■ Selection
===============
For the past eight months I’ve been on the road with stints in Chicago and Peoria to hold me down. My car tells a bit of this story. There are a dozen water and Gatorade bottles and Diet Coke cans. Empty fast food bags and napkins strewn all over the floor. Two road atlases, a few state maps, a shotgun shell found on a rural Illinois road, a business card from a karaoke DJ, receipts from Waffle Houses, White Castles and McDonald’s across the Midwest, and other freelance detritus.
“Are you a good person?” a CD reads. It is found under the pile of of bottles and trash on the floor of the backseat, forgotten until now.
I have no idea where this is from or what prophet gave it to me, but on my trip back to Chicago tomorrow I will listen to it and see if I am a good person. The CD, I’m told by its cover, will give me Reasons to Believe the Bible; an accompanying pamphlet says there are 33 of them. There are fulfilled prophecies, archaeological finds—among them, the Tablets of Ebla—and More Truths From the Bible.
Perhaps tomorrow will change me greatly.
A story I’ve been working on for 11 months—on and off, of course; working almost entirely on my own doesn’t allow me to ever fully concentrate on any one thing—ran today. Frankly, it did not reach the amount of readers I was hoping for.
The Justice Department released a report on one of its many data collection programs last October. That’s when I got wind of it, and without going into a long and boring rant about why it didn’t run sooner, I’ll say that if I worked in-house at a publication, today’s story on the failed Arrest Related Death program would have run last year.
And it would have been much bigger.
In journalism there is an ongoing debate that pits access against accountability. To get access to a presidential candidate, for instance, you can’t be overly tough with them and you can’t, I suppose, constantly call them a Child King.
In my world of freelancing, problems with access are many. But in the case of today’s story, the access problem was a journalism problem: the story was, because I discovered the report in the process of working on another story for a publication, tied to that publication. Yet because of the way that publication operates, it was not seen as the scoop that it was.
===============
■ Exercise tasks
A. Summarize the freelance journalism post in two sentences.
B. Copy out, word for word, the entries from their very first line through the line containing "small parcels bbox=[226, 110, 299, 176]", including both of those lines.
The post and the entries have no connection to each other.

■ Annotations of element boxes
===============
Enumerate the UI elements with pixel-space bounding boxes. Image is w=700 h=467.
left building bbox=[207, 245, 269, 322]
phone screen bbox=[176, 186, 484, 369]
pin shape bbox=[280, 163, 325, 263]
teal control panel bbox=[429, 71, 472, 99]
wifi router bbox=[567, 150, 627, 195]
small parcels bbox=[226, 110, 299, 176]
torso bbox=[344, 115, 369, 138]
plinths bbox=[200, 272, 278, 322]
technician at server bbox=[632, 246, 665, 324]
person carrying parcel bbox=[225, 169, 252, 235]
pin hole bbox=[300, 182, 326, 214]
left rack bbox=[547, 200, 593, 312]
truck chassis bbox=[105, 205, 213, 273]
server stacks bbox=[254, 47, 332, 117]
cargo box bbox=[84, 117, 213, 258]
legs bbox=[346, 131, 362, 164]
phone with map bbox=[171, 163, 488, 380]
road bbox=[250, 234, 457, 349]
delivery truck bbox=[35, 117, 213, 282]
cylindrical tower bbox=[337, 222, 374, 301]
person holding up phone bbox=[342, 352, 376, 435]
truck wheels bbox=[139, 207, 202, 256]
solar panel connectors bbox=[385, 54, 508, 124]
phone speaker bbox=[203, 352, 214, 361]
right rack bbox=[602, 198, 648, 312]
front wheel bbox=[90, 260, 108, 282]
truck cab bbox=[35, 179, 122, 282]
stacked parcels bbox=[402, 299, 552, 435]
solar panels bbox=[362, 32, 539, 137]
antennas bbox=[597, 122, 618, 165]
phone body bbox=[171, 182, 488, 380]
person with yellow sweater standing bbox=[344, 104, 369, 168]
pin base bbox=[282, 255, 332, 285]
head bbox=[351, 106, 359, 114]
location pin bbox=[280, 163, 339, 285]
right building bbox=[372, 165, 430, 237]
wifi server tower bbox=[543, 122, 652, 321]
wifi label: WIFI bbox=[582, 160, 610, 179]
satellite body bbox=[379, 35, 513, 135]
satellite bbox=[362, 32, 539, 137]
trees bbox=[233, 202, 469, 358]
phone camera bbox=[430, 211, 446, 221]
===============
■ Answers to the exercise
A. After eight months on the road, the writer finds a forgotten CD asking "Are you a good person?" under the trash in the car's backseat and plans to listen to it on tomorrow's trip back to Chicago. The writer also reports that a story worked on for 11 months, about the Justice Department's failed Arrest Related Death program, ran today but reached fewer readers than hoped, and says that in an in-house job it would have run last year and been much bigger.

B.
Enumerate the UI elements with pixel-space bounding boxes. Image is w=700 h=467.
left building bbox=[207, 245, 269, 322]
phone screen bbox=[176, 186, 484, 369]
pin shape bbox=[280, 163, 325, 263]
teal control panel bbox=[429, 71, 472, 99]
wifi router bbox=[567, 150, 627, 195]
small parcels bbox=[226, 110, 299, 176]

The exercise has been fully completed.